## [Items from a data source]

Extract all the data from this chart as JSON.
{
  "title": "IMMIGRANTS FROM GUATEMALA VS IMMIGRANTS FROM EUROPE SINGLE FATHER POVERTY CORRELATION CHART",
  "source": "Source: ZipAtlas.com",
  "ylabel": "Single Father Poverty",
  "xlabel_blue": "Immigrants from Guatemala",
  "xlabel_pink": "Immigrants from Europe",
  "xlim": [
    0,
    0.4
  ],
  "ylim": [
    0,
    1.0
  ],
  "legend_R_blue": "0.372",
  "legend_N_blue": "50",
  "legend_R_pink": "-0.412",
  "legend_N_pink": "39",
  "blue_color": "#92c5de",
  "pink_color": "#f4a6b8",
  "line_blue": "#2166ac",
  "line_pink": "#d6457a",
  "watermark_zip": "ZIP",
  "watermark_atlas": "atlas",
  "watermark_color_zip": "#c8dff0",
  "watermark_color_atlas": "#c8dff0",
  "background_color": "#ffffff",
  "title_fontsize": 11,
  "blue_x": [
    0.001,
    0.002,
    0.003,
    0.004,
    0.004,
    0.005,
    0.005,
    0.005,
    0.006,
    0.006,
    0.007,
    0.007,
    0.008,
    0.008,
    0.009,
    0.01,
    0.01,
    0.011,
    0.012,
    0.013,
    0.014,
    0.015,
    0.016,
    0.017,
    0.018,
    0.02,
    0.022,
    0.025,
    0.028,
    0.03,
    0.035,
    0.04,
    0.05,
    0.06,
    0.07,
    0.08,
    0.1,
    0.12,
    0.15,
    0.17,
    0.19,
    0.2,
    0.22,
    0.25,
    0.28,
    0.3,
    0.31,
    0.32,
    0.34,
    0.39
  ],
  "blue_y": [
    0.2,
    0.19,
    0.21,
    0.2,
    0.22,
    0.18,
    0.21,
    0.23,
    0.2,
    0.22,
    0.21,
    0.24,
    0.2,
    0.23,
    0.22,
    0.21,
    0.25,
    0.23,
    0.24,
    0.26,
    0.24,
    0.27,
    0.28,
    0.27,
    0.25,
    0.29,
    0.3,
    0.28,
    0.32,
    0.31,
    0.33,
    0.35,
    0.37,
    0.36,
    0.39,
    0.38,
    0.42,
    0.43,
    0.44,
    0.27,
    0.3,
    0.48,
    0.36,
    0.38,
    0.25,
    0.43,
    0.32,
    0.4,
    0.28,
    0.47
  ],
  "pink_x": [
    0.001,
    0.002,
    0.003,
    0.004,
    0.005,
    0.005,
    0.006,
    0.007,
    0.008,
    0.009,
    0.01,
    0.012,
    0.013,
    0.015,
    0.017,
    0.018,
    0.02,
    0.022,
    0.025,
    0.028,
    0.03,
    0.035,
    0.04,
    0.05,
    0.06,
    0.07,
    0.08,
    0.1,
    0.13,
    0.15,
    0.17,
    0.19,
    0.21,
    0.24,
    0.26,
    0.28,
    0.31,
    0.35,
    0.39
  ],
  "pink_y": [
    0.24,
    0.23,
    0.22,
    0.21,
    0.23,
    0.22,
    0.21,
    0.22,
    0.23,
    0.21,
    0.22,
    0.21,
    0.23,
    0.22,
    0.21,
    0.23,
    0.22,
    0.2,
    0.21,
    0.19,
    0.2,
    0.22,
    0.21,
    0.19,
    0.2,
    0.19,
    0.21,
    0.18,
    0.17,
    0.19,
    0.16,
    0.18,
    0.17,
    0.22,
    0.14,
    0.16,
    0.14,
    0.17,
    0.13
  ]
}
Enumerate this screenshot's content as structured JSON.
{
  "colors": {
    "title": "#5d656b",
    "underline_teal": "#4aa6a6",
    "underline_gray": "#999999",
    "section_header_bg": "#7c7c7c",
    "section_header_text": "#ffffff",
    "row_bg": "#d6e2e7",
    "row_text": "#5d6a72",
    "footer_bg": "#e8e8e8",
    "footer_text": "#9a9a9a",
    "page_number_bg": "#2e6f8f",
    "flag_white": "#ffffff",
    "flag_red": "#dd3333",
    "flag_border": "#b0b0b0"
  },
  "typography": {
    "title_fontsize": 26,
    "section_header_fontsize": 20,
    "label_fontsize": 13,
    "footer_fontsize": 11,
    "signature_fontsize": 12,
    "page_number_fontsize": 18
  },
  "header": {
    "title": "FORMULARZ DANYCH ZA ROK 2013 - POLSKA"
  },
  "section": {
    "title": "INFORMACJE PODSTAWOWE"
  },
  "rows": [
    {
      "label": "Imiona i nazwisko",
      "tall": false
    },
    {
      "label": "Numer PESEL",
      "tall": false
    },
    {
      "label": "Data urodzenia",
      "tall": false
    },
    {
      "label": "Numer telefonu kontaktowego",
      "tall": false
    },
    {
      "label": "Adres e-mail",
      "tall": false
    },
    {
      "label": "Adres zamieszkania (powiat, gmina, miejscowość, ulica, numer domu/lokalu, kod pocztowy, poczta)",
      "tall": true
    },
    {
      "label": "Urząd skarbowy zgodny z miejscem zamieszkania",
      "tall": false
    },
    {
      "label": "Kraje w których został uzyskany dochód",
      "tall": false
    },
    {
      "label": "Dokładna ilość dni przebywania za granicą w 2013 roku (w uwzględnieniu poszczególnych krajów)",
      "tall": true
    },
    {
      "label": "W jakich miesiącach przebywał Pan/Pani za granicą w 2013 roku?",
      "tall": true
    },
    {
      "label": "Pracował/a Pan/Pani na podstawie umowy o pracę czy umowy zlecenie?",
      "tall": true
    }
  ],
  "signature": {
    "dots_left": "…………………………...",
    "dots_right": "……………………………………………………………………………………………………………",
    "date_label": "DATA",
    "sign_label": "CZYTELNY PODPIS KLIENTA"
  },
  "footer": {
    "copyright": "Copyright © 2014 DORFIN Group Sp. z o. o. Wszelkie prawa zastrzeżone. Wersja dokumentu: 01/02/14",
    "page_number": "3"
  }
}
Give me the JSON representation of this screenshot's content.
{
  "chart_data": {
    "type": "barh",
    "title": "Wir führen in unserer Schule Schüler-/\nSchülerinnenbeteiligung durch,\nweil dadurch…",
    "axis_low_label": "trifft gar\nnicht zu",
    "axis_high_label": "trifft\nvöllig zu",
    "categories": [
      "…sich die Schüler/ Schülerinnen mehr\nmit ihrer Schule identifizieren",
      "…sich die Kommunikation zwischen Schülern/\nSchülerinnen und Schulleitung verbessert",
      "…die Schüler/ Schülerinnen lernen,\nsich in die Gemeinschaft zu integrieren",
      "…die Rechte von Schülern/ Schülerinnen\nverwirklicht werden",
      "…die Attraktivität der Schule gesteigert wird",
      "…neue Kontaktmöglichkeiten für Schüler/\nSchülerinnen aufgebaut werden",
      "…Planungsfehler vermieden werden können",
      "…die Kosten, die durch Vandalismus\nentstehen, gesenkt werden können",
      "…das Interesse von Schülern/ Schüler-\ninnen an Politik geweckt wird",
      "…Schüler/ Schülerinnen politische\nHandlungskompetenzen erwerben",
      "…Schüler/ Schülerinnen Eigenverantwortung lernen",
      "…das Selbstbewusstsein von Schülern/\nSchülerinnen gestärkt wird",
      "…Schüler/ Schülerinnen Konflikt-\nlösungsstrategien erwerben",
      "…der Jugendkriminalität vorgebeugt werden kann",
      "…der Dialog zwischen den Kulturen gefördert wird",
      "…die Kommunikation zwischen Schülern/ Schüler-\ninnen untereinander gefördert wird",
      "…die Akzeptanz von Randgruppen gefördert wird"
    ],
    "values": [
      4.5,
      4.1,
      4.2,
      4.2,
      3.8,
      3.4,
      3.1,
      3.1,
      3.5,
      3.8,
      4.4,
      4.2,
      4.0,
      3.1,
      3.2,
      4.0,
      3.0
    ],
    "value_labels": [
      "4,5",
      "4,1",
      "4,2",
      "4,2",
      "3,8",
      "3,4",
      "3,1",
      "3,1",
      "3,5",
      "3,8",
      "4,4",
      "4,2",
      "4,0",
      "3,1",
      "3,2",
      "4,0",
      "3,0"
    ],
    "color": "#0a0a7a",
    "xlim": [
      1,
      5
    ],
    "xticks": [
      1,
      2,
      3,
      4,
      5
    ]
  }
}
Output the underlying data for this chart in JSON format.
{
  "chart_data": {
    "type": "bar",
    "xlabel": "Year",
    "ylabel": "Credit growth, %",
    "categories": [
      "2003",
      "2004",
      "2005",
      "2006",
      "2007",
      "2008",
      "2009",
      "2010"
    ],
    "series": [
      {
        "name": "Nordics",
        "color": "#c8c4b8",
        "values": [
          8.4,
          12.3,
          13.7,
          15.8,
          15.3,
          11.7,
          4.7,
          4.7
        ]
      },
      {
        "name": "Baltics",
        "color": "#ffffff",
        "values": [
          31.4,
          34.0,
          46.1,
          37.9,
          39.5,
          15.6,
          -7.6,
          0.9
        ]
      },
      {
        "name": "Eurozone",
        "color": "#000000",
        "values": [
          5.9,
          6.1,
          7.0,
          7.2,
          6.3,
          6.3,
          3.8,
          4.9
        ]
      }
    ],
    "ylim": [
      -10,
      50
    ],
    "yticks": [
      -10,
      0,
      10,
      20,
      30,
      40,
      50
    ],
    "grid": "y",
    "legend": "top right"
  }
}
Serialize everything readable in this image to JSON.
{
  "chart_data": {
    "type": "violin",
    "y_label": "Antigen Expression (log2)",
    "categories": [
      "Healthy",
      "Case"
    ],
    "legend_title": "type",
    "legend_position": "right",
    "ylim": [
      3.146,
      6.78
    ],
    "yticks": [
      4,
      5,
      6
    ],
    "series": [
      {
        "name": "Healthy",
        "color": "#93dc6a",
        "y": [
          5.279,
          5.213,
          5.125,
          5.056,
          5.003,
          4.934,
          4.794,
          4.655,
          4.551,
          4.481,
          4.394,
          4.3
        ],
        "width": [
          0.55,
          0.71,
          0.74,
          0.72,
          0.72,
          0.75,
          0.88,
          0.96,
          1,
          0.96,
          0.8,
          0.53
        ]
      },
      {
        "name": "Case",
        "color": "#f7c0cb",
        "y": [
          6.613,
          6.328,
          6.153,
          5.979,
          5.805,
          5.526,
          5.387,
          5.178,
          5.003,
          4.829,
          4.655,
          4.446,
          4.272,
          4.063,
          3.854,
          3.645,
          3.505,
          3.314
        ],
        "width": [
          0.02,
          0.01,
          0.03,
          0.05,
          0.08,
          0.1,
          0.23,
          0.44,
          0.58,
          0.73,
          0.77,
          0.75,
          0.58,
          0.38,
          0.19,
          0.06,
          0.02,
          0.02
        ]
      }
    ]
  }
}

## [Set task]
Gather all lines from the records above in which "trifft" appears.

## [Result of this exercise]
    "axis_low_label": "trifft gar\nnicht zu",
    "axis_high_label": "trifft\nvöllig zu",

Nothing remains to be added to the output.